Without any omission, reproduce the records that follow.

RECORDS FOR THE EXERCISE =
■ ■ ■ ■

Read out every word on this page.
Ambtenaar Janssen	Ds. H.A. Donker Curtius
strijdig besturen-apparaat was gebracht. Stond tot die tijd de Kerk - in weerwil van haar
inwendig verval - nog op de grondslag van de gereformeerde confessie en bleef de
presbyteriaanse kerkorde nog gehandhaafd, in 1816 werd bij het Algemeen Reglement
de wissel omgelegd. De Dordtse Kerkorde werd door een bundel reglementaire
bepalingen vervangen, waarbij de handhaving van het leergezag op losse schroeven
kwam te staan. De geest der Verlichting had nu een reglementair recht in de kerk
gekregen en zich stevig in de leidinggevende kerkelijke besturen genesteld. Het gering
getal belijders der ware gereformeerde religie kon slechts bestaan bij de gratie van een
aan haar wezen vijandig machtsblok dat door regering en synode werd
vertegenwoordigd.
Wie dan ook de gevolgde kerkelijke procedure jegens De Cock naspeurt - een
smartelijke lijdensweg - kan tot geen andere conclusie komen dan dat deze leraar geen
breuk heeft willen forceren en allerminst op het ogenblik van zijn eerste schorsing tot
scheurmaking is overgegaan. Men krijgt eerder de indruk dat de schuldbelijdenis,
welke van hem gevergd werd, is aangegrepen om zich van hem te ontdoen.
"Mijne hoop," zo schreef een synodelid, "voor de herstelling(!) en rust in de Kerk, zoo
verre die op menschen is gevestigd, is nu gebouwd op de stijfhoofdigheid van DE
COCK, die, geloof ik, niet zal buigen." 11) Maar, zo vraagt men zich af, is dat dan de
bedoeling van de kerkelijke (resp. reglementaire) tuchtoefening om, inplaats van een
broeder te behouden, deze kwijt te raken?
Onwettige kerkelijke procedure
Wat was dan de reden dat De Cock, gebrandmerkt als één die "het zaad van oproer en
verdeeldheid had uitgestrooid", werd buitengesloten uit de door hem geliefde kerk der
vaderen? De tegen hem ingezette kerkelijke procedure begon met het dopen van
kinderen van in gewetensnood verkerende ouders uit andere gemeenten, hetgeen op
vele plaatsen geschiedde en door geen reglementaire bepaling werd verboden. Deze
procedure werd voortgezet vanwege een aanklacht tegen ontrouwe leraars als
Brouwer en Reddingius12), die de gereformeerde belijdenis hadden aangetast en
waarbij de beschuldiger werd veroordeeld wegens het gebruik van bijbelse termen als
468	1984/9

■ ■ ■ ■

RESULT OF THE TASK =
Read out every word on this page.
Ambtenaar Janssen	Ds. H.A. Donker Curtius
strijdig besturen-apparaat was gebracht. Stond tot die tijd de Kerk - in weerwil van haar
inwendig verval - nog op de grondslag van de gereformeerde confessie en bleef de
presbyteriaanse kerkorde nog gehandhaafd, in 1816 werd bij het Algemeen Reglement
de wissel omgelegd. De Dordtse Kerkorde werd door een bundel reglementaire
bepalingen vervangen, waarbij de handhaving van het leergezag op losse schroeven
kwam te staan. De geest der Verlichting had nu een reglementair recht in de kerk
gekregen en zich stevig in de leidinggevende kerkelijke besturen genesteld. Het gering
getal belijders der ware gereformeerde religie kon slechts bestaan bij de gratie van een
aan haar wezen vijandig machtsblok dat door regering en synode werd
vertegenwoordigd.
Wie dan ook de gevolgde kerkelijke procedure jegens De Cock naspeurt - een
smartelijke lijdensweg - kan tot geen andere conclusie komen dan dat deze leraar geen
breuk heeft willen forceren en allerminst op het ogenblik van zijn eerste schorsing tot
scheurmaking is overgegaan. Men krijgt eerder de indruk dat de schuldbelijdenis,
welke van hem gevergd werd, is aangegrepen om zich van hem te ontdoen.
"Mijne hoop," zo schreef een synodelid, "voor de herstelling(!) en rust in de Kerk, zoo
verre die op menschen is gevestigd, is nu gebouwd op de stijfhoofdigheid van DE
COCK, die, geloof ik, niet zal buigen." 11) Maar, zo vraagt men zich af, is dat dan de
bedoeling van de kerkelijke (resp. reglementaire) tuchtoefening om, inplaats van een
broeder te behouden, deze kwijt te raken?
Onwettige kerkelijke procedure
Wat was dan de reden dat De Cock, gebrandmerkt als één die "het zaad van oproer en
verdeeldheid had uitgestrooid", werd buitengesloten uit de door hem geliefde kerk der
vaderen? De tegen hem ingezette kerkelijke procedure begon met het dopen van
kinderen van in gewetensnood verkerende ouders uit andere gemeenten, hetgeen op
vele plaatsen geschiedde en door geen reglementaire bepaling werd verboden. Deze
procedure werd voortgezet vanwege een aanklacht tegen ontrouwe leraars als
Brouwer en Reddingius12), die de gereformeerde belijdenis hadden aangetast en
waarbij de beschuldiger werd veroordeeld wegens het gebruik van bijbelse termen als
468	1984/9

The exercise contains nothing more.